Sort through the entries below and pull out lines containing the word "plicae".

--- DATA ROWS ---

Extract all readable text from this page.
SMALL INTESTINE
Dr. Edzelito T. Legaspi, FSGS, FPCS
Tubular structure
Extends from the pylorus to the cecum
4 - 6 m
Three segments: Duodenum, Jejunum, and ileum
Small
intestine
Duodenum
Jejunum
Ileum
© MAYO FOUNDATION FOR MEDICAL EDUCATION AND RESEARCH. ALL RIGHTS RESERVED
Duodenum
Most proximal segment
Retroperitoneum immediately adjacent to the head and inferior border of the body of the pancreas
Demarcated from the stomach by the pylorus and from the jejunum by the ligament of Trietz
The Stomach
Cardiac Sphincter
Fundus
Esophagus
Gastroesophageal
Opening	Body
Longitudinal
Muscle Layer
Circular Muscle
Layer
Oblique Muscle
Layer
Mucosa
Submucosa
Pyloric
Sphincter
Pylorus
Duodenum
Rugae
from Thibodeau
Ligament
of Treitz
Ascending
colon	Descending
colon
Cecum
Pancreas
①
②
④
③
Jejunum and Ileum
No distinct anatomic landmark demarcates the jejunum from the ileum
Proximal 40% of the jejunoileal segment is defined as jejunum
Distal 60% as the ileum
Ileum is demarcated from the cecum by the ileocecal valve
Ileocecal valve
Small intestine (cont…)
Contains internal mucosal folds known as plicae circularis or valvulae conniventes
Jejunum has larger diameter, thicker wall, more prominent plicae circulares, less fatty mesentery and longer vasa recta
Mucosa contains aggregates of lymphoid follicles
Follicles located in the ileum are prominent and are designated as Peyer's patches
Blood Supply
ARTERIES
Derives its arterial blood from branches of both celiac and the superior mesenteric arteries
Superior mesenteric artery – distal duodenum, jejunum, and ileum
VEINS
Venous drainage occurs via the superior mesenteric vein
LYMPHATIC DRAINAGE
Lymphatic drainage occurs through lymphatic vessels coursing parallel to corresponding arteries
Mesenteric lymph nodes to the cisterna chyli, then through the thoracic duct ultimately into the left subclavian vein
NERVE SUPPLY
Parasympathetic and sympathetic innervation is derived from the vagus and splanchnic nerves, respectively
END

---

_OUTPUT OF THE TASK_:
Contains internal mucosal folds known as plicae circularis or valvulae conniventes
Jejunum has larger diameter, thicker wall, more prominent plicae circulares, less fatty mesentery and longer vasa recta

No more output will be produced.